#### [DATASET ROWS]
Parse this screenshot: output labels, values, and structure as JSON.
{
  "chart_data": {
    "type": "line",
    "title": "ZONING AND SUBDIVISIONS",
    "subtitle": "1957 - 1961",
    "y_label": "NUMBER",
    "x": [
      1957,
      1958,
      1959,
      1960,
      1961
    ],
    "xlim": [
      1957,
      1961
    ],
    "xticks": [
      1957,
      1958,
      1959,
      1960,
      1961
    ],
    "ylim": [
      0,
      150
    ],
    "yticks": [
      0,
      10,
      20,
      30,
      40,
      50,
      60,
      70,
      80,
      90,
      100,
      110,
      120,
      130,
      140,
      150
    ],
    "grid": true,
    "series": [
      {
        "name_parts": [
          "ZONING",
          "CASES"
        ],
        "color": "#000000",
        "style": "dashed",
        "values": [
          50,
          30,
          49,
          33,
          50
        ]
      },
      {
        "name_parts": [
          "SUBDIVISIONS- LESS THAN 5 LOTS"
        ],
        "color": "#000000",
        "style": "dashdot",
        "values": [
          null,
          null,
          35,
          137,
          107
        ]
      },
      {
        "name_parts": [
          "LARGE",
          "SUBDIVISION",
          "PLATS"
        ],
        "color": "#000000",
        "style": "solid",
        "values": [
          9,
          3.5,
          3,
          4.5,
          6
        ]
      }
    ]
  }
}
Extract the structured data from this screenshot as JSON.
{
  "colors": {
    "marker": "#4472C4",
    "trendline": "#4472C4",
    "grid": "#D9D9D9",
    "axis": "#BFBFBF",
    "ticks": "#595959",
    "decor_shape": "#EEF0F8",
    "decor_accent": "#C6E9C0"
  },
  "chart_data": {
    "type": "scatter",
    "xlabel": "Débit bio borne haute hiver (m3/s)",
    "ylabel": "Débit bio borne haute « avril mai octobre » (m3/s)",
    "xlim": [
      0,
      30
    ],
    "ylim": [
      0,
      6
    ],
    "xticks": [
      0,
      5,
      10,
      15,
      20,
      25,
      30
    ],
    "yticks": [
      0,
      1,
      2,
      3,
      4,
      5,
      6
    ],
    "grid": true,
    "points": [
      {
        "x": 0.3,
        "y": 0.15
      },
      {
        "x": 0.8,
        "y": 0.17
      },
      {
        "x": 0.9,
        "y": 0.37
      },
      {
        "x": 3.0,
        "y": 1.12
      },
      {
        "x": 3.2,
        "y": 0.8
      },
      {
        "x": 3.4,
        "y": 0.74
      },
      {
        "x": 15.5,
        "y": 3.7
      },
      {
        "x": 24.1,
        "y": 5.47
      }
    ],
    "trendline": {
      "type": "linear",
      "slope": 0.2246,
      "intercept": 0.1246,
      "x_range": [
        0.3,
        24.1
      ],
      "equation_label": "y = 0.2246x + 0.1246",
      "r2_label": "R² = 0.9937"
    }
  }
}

#### [EXERCISE PROMPT]
Extract all of the data above and output it character for character.

#### [EXERCISE RESULT]
Parse this screenshot: output labels, values, and structure as JSON.
{
  "chart_data": {
    "type": "line",
    "title": "ZONING AND SUBDIVISIONS",
    "subtitle": "1957 - 1961",
    "y_label": "NUMBER",
    "x": [
      1957,
      1958,
      1959,
      1960,
      1961
    ],
    "xlim": [
      1957,
      1961
    ],
    "xticks": [
      1957,
      1958,
      1959,
      1960,
      1961
    ],
    "ylim": [
      0,
      150
    ],
    "yticks": [
      0,
      10,
      20,
      30,
      40,
      50,
      60,
      70,
      80,
      90,
      100,
      110,
      120,
      130,
      140,
      150
    ],
    "grid": true,
    "series": [
      {
        "name_parts": [
          "ZONING",
          "CASES"
        ],
        "color": "#000000",
        "style": "dashed",
        "values": [
          50,
          30,
          49,
          33,
          50
        ]
      },
      {
        "name_parts": [
          "SUBDIVISIONS- LESS THAN 5 LOTS"
        ],
        "color": "#000000",
        "style": "dashdot",
        "values": [
          null,
          null,
          35,
          137,
          107
        ]
      },
      {
        "name_parts": [
          "LARGE",
          "SUBDIVISION",
          "PLATS"
        ],
        "color": "#000000",
        "style": "solid",
        "values": [
          9,
          3.5,
          3,
          4.5,
          6
        ]
      }
    ]
  }
}
Extract the structured data from this screenshot as JSON.
{
  "colors": {
    "marker": "#4472C4",
    "trendline": "#4472C4",
    "grid": "#D9D9D9",
    "axis": "#BFBFBF",
    "ticks": "#595959",
    "decor_shape": "#EEF0F8",
    "decor_accent": "#C6E9C0"
  },
  "chart_data": {
    "type": "scatter",
    "xlabel": "Débit bio borne haute hiver (m3/s)",
    "ylabel": "Débit bio borne haute « avril mai octobre » (m3/s)",
    "xlim": [
      0,
      30
    ],
    "ylim": [
      0,
      6
    ],
    "xticks": [
      0,
      5,
      10,
      15,
      20,
      25,
      30
    ],
    "yticks": [
      0,
      1,
      2,
      3,
      4,
      5,
      6
    ],
    "grid": true,
    "points": [
      {
        "x": 0.3,
        "y": 0.15
      },
      {
        "x": 0.8,
        "y": 0.17
      },
      {
        "x": 0.9,
        "y": 0.37
      },
      {
        "x": 3.0,
        "y": 1.12
      },
      {
        "x": 3.2,
        "y": 0.8
      },
      {
        "x": 3.4,
        "y": 0.74
      },
      {
        "x": 15.5,
        "y": 3.7
      },
      {
        "x": 24.1,
        "y": 5.47
      }
    ],
    "trendline": {
      "type": "linear",
      "slope": 0.2246,
      "intercept": 0.1246,
      "x_range": [
        0.3,
        24.1
      ],
      "equation_label": "y = 0.2246x + 0.1246",
      "r2_label": "R² = 0.9937"
    }
  }
}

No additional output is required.